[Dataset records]

# # # # # # #

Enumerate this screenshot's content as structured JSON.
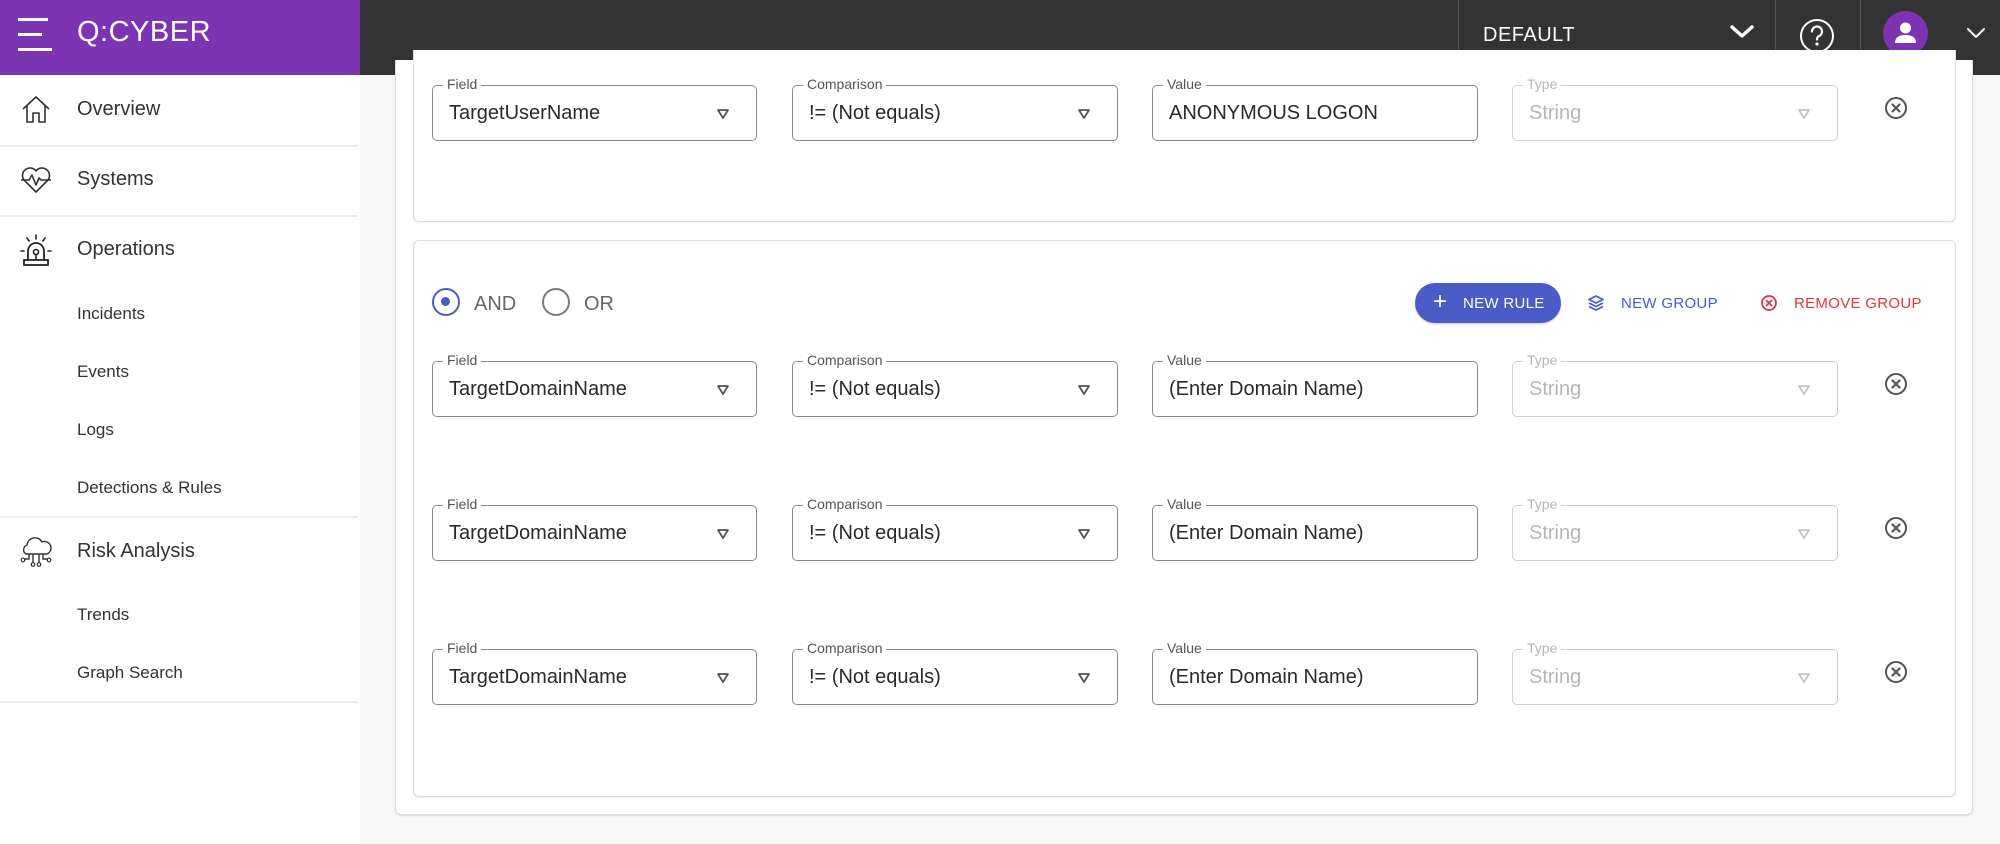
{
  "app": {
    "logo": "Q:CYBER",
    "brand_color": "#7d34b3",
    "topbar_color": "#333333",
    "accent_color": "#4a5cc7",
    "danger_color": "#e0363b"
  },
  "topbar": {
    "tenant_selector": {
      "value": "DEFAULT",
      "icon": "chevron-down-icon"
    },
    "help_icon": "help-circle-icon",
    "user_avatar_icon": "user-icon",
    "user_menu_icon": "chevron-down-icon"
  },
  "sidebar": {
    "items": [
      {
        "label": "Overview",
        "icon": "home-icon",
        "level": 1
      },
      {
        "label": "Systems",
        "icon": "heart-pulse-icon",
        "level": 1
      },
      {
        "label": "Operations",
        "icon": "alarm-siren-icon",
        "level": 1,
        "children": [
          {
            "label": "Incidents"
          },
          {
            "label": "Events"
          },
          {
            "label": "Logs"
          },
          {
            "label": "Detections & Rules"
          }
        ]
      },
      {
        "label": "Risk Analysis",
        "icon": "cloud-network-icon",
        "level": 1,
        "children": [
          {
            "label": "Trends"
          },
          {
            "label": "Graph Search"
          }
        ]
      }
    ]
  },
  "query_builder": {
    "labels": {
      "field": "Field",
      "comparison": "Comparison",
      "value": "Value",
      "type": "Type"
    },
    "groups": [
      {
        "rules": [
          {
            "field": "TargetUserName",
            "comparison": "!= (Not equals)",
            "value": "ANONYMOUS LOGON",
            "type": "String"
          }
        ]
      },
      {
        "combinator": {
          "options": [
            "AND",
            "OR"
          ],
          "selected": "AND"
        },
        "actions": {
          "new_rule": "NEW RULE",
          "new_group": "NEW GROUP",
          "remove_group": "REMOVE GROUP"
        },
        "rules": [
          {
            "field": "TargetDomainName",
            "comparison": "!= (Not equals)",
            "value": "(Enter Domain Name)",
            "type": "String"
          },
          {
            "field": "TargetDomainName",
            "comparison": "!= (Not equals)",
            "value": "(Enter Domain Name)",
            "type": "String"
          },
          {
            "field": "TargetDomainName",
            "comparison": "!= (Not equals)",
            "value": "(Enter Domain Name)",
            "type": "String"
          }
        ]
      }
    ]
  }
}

# # # # # # #

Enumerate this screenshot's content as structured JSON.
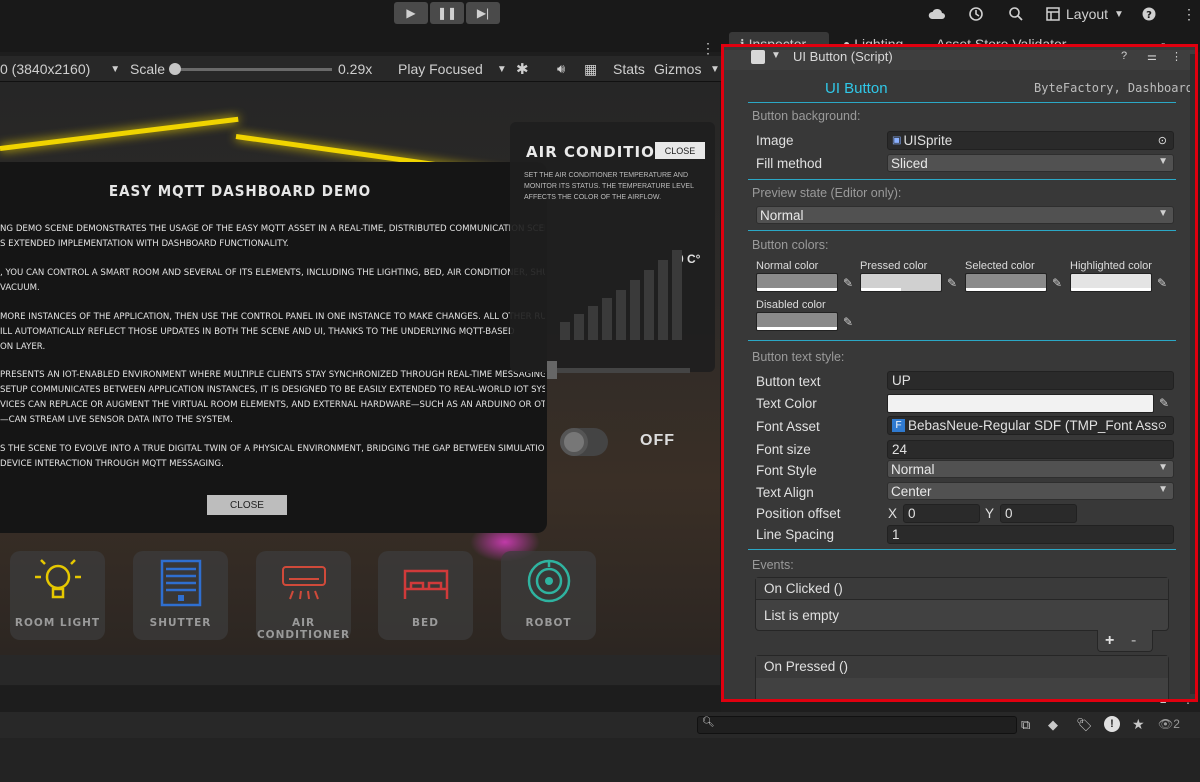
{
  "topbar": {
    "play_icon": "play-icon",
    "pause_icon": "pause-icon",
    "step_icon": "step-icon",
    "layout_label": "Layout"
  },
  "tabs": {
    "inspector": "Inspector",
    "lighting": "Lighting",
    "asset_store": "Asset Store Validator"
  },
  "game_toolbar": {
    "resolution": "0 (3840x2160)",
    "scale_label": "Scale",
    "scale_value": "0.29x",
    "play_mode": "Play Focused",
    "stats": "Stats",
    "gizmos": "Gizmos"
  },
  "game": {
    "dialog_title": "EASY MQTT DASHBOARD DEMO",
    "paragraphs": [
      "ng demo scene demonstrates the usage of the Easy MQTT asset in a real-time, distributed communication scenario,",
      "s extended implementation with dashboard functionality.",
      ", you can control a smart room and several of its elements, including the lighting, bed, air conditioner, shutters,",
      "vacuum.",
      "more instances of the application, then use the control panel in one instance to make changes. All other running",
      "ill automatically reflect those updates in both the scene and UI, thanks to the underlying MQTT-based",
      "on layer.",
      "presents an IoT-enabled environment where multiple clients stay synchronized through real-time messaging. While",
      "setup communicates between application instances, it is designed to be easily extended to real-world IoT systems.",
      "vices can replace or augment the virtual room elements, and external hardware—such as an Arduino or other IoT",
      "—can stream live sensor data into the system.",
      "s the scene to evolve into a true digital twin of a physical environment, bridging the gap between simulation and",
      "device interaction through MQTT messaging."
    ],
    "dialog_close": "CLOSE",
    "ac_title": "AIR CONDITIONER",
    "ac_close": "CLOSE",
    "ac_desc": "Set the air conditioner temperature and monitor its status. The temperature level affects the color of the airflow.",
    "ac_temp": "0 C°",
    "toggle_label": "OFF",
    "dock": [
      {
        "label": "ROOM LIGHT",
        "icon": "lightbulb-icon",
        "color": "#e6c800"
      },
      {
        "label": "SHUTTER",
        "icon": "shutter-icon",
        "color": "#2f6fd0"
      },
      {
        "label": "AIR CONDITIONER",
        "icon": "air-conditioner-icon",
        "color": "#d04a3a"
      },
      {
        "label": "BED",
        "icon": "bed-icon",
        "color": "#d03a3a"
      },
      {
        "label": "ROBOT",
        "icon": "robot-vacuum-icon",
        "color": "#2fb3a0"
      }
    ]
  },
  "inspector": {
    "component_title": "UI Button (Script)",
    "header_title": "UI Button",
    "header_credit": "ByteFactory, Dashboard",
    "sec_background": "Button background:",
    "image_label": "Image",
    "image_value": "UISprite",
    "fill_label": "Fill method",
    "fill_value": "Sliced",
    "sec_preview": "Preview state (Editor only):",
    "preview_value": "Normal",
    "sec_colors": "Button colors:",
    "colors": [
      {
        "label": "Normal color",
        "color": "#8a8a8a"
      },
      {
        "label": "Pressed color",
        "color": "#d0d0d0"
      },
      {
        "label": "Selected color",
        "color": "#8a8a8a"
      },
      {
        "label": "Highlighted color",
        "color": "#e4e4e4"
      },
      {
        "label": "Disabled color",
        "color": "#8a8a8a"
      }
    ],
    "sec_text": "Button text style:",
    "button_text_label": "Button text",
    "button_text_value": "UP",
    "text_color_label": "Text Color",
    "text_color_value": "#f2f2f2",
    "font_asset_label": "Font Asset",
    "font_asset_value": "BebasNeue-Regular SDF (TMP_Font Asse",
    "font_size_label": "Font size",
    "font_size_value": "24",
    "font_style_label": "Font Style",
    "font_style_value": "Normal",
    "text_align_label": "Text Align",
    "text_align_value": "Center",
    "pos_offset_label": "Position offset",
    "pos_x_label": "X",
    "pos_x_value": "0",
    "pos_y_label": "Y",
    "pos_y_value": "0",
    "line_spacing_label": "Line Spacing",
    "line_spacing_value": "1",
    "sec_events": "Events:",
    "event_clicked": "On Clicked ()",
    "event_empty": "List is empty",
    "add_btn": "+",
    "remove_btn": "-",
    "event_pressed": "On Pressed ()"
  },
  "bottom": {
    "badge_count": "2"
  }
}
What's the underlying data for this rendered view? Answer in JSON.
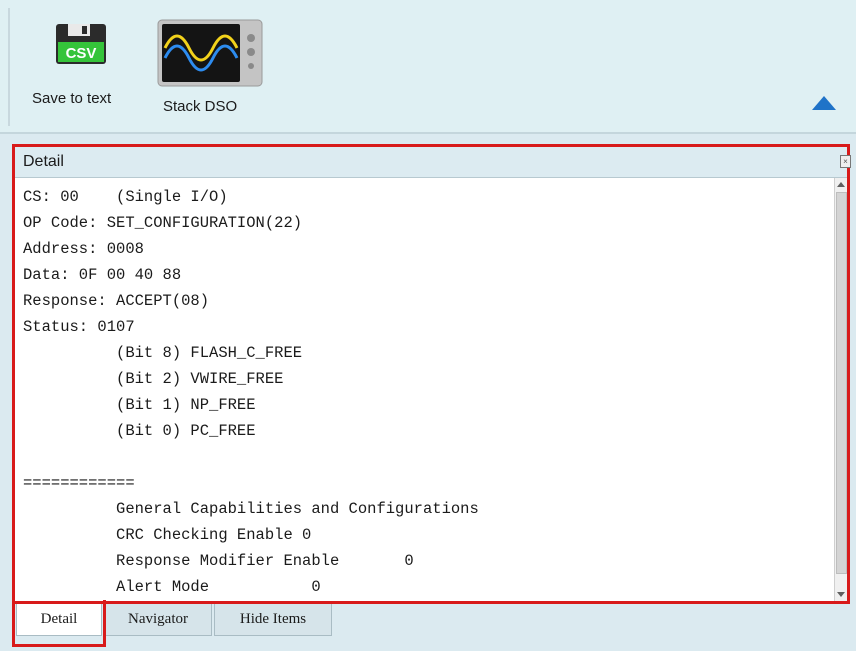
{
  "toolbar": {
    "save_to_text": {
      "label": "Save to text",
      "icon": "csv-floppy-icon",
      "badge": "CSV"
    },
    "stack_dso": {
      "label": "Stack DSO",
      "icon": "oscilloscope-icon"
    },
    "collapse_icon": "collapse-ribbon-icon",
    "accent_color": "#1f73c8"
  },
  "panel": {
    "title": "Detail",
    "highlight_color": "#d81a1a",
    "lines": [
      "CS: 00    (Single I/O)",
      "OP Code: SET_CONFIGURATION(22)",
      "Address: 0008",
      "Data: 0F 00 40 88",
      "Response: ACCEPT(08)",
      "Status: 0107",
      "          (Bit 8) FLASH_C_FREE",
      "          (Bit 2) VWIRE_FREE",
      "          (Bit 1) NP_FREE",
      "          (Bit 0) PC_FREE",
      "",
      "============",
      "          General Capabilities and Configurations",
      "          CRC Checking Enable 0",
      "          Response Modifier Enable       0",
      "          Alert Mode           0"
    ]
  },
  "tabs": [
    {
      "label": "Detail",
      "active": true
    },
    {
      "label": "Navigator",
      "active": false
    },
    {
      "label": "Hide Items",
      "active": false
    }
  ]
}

# # # # # # #

EXERCISE: Find the lines holding "time" and list every one.

COMPLETE RESPONSE:
      "ng demo scene demonstrates the usage of the Easy MQTT asset in a real-time, distributed communication scenario,",
      "presents an IoT-enabled environment where multiple clients stay synchronized through real-time messaging. While",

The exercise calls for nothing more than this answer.